(TASK INSTRUCTIONS)
(1) From the article on privileged communications, extract the passage between "There is another" and "communication.", inclusive.
(2) Using the article on privileged communications, mark each statement below yes or no, and quote the words of the text that decide it.
(a) In the case covered by subdivision (c) of Section 47, malice may be inferred from the communication itself.
(b) Mere negligence, such as oversight or unintentional error, is by itself enough to constitute malice.
(c) The defendant generally bears the initial burden of establishing that a statement was made on a privileged occasion.

(EXCERPTED TEXT)
>> START

The reader will have
been presumed to have already read the article on
Slander and
Libel before reading this article.
The Privilege
Communication of a
harmful untrue statement constitutes “publication” or “broadcast” of
libel or slander. However, no liability attaches to certain libels and
slanders unless done intentionally and with malice.
Civil Code section
47 reads as follows (emphasis added):
§ 47. A
privileged publication or broadcast is one made:
(c)
In a communication, without malice, to a person interested
therein,
(1) by one who is
also interested,
or
(2) by one who
stands in such a relation to the person interested as to afford a
reasonable ground for supposing the motive for the communication to be
innocent, or
(3) who is requested
by the person interested to give the information.
This subdivision
applies to and includes a communication concerning the job performance
or qualifications of an applicant for employment, based upon credible
evidence, made without malice, by a current or former employer of the
applicant to, and upon request of, one whom the employer reasonably
believes is a prospective employer of the applicant. This subdivision
authorizes a current or former employer, or the employer's agent, to
answer whether or not the employer would rehire a current or former
employee. This subdivision shall not apply to a communication concerning
the speech or activities of an applicant for employment if the speech or
activities are constitutionally protected, or otherwise protected by
Section 527.3 of the Code of Civil Procedure or any other provision of
law.
There is another
statute, Civil Code section 48, which provides that malice cannot be
inferred from the communication alone:
§ 48. Malice not
inferred in specified privileged communication
In the case provided
for in subdivision (c) of Section 47, malice is not inferred from the
communication.
Thus, once the
privilege is demonstrated by the defendant, it is up to the plaintiff to
overcome the privileged by demonstrating “malice.”
California courts
have held that the defendant generally bears the initial burden of
establishing that the statement alleged to be qualifiedly privileged was
made on a privileged occasion, and thereafter the burden shifts to the
plaintiff to establish that the statement was made with malice.
Taus v. Loftus
(2007) 40 C.4th 683, 721.
What is Malice?
The word “malice” is
a term of art. Malice in defamation cases means “actual” or “express”
malice, hatred, or ill will, and not the fictional malice “implied by
law” from the intentional doing of a wrongful act without just cause. (Frommoethelydo
v. Fire Ins. Exchange (1986) 42 Cal.3d 208; Nova v. Flaherty
(1956) 145 Cal.App.2d 761, 764; Manguso v. Oceanside Unified School
Dist. (1984) 153 Cal.App.3d 574, 577, 580; see Noel v. River
Hills Wilsons (2003) 113 Cal.App.4th 1363, 1371 [mere negligence, in
the sense of oversight or unintentional error, is not alone enough to
constitute malice].
Malice must be ill
will beyond the normal feeling toward a wrongdoer, i.e., a motive
different from that which makes the communication privileged. (DeMott
v. Amalgamated Meat Cutters & Butcher Workmen of North America
(1958) 157 Cal.App.2d 13, 26; see Biggins v. Hanson (1967) 252
Cal.App.2d 16, 20 [if defendant’s primary motive is advancement of the
interest that the privilege protects and defendant speaks in good faith,
the “mere fact that he harbors ill will toward the plaintiff should be a
neutral factor”]. Ill will may be circumstantial evidence of malice,
but it is not the equivalent of malice; there must be a link between the
defendant’s hostility and an awareness of the probable falsity of the
statements. (Live Oak Publishing Co. v. Cohagan (1991) 234
Cal.App.3d 1277, 1292.)

>> END

(MATERIAL)
>> START

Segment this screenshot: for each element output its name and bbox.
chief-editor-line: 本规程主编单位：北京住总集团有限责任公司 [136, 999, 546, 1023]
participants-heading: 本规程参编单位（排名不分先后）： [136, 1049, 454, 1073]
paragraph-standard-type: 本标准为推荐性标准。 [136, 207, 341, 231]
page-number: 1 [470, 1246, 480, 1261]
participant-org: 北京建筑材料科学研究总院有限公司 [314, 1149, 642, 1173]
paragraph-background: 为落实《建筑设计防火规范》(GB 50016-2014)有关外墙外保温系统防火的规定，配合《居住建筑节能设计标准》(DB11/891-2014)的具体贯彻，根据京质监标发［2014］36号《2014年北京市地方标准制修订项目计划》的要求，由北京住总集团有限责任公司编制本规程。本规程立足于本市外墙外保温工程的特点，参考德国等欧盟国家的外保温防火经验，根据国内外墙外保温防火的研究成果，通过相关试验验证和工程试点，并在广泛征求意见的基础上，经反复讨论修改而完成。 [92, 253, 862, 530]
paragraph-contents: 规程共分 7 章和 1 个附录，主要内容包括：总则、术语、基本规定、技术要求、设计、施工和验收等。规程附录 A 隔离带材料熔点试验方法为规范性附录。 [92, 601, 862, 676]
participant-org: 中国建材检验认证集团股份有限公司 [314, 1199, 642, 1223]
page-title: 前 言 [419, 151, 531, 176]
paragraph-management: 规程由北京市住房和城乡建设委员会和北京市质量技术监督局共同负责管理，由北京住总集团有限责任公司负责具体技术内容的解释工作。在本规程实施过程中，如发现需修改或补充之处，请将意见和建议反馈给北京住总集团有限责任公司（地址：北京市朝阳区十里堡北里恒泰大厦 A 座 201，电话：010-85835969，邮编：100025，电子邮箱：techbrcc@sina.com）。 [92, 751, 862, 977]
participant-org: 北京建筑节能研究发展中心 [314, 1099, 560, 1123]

>> END

(ANSWERS FOR THE TASKS)
(1)
There is another
statute, Civil Code section 48, which provides that malice cannot be
inferred from the communication alone:
§ 48. Malice not
inferred in specified privileged communication
In the case provided
for in subdivision (c) of Section 47, malice is not inferred from the
communication.

(2)
(a) No: "malice is not inferred from the communication."
(b) No: "mere negligence, in the sense of oversight or unintentional error, is not alone enough to constitute malice"
(c) Yes: "the defendant generally bears the initial burden of establishing that the statement alleged to be qualifiedly privileged was made on a privileged occasion"